● Work to be completed: What follows is a set of records, each of which is to be written out exactly.

Records about charts and figures:
-- BEGIN --
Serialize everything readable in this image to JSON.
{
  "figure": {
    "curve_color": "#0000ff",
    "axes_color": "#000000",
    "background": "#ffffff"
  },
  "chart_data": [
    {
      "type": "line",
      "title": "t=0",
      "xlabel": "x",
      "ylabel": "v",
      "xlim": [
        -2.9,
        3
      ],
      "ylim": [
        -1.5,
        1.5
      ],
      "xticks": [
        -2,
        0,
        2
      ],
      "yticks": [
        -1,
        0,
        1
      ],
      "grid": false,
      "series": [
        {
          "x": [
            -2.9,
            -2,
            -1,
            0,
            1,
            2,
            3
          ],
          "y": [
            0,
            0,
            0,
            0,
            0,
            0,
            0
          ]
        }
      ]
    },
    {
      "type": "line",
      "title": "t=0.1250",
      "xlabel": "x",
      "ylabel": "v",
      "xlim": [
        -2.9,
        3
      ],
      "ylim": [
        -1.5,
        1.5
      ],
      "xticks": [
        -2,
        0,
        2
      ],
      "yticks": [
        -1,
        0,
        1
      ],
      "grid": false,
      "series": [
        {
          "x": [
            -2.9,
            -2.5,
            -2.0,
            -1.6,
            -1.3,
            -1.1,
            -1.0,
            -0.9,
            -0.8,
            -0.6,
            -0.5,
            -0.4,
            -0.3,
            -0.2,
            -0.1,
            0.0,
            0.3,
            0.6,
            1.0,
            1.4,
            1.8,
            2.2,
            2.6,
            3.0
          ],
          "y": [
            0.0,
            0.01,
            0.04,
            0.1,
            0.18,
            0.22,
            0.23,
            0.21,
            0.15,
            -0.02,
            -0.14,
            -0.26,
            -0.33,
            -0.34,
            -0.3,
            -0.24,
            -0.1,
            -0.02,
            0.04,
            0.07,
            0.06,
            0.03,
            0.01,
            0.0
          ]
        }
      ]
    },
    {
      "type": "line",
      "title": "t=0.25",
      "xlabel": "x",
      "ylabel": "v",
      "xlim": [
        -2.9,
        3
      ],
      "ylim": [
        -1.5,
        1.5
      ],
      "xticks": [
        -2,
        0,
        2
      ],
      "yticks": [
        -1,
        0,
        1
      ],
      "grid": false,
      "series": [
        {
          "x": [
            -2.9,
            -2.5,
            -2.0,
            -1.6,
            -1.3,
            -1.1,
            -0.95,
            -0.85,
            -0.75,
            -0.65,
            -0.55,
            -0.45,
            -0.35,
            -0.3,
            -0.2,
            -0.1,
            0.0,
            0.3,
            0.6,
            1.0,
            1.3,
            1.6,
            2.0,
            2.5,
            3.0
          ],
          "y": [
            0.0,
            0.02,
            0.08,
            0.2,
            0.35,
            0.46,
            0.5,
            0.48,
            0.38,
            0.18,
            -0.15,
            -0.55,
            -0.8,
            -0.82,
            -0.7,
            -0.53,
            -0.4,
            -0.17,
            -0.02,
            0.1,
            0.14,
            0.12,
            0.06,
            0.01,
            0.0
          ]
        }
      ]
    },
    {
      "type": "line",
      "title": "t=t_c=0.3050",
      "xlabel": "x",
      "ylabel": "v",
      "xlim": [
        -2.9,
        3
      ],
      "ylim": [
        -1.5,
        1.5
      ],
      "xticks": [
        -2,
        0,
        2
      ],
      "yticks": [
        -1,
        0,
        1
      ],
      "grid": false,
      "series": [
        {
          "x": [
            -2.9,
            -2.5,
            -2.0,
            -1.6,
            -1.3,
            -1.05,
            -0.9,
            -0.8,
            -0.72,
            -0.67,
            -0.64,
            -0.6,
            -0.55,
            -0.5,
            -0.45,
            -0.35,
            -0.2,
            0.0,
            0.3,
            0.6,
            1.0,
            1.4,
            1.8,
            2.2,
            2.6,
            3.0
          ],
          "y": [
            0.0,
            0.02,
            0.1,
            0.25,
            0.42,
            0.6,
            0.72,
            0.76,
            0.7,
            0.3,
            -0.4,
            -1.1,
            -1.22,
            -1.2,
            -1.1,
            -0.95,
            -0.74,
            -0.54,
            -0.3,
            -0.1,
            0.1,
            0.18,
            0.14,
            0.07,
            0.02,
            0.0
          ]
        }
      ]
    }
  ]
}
-- END --
● Expected answer:
Serialize everything readable in this image to JSON.
{
  "figure": {
    "curve_color": "#0000ff",
    "axes_color": "#000000",
    "background": "#ffffff"
  },
  "chart_data": [
    {
      "type": "line",
      "title": "t=0",
      "xlabel": "x",
      "ylabel": "v",
      "xlim": [
        -2.9,
        3
      ],
      "ylim": [
        -1.5,
        1.5
      ],
      "xticks": [
        -2,
        0,
        2
      ],
      "yticks": [
        -1,
        0,
        1
      ],
      "grid": false,
      "series": [
        {
          "x": [
            -2.9,
            -2,
            -1,
            0,
            1,
            2,
            3
          ],
          "y": [
            0,
            0,
            0,
            0,
            0,
            0,
            0
          ]
        }
      ]
    },
    {
      "type": "line",
      "title": "t=0.1250",
      "xlabel": "x",
      "ylabel": "v",
      "xlim": [
        -2.9,
        3
      ],
      "ylim": [
        -1.5,
        1.5
      ],
      "xticks": [
        -2,
        0,
        2
      ],
      "yticks": [
        -1,
        0,
        1
      ],
      "grid": false,
      "series": [
        {
          "x": [
            -2.9,
            -2.5,
            -2.0,
            -1.6,
            -1.3,
            -1.1,
            -1.0,
            -0.9,
            -0.8,
            -0.6,
            -0.5,
            -0.4,
            -0.3,
            -0.2,
            -0.1,
            0.0,
            0.3,
            0.6,
            1.0,
            1.4,
            1.8,
            2.2,
            2.6,
            3.0
          ],
          "y": [
            0.0,
            0.01,
            0.04,
            0.1,
            0.18,
            0.22,
            0.23,
            0.21,
            0.15,
            -0.02,
            -0.14,
            -0.26,
            -0.33,
            -0.34,
            -0.3,
            -0.24,
            -0.1,
            -0.02,
            0.04,
            0.07,
            0.06,
            0.03,
            0.01,
            0.0
          ]
        }
      ]
    },
    {
      "type": "line",
      "title": "t=0.25",
      "xlabel": "x",
      "ylabel": "v",
      "xlim": [
        -2.9,
        3
      ],
      "ylim": [
        -1.5,
        1.5
      ],
      "xticks": [
        -2,
        0,
        2
      ],
      "yticks": [
        -1,
        0,
        1
      ],
      "grid": false,
      "series": [
        {
          "x": [
            -2.9,
            -2.5,
            -2.0,
            -1.6,
            -1.3,
            -1.1,
            -0.95,
            -0.85,
            -0.75,
            -0.65,
            -0.55,
            -0.45,
            -0.35,
            -0.3,
            -0.2,
            -0.1,
            0.0,
            0.3,
            0.6,
            1.0,
            1.3,
            1.6,
            2.0,
            2.5,
            3.0
          ],
          "y": [
            0.0,
            0.02,
            0.08,
            0.2,
            0.35,
            0.46,
            0.5,
            0.48,
            0.38,
            0.18,
            -0.15,
            -0.55,
            -0.8,
            -0.82,
            -0.7,
            -0.53,
            -0.4,
            -0.17,
            -0.02,
            0.1,
            0.14,
            0.12,
            0.06,
            0.01,
            0.0
          ]
        }
      ]
    },
    {
      "type": "line",
      "title": "t=t_c=0.3050",
      "xlabel": "x",
      "ylabel": "v",
      "xlim": [
        -2.9,
        3
      ],
      "ylim": [
        -1.5,
        1.5
      ],
      "xticks": [
        -2,
        0,
        2
      ],
      "yticks": [
        -1,
        0,
        1
      ],
      "grid": false,
      "series": [
        {
          "x": [
            -2.9,
            -2.5,
            -2.0,
            -1.6,
            -1.3,
            -1.05,
            -0.9,
            -0.8,
            -0.72,
            -0.67,
            -0.64,
            -0.6,
            -0.55,
            -0.5,
            -0.45,
            -0.35,
            -0.2,
            0.0,
            0.3,
            0.6,
            1.0,
            1.4,
            1.8,
            2.2,
            2.6,
            3.0
          ],
          "y": [
            0.0,
            0.02,
            0.1,
            0.25,
            0.42,
            0.6,
            0.72,
            0.76,
            0.7,
            0.3,
            -0.4,
            -1.1,
            -1.22,
            -1.2,
            -1.1,
            -0.95,
            -0.74,
            -0.54,
            -0.3,
            -0.1,
            0.1,
            0.18,
            0.14,
            0.07,
            0.02,
            0.0
          ]
        }
      ]
    }
  ]
}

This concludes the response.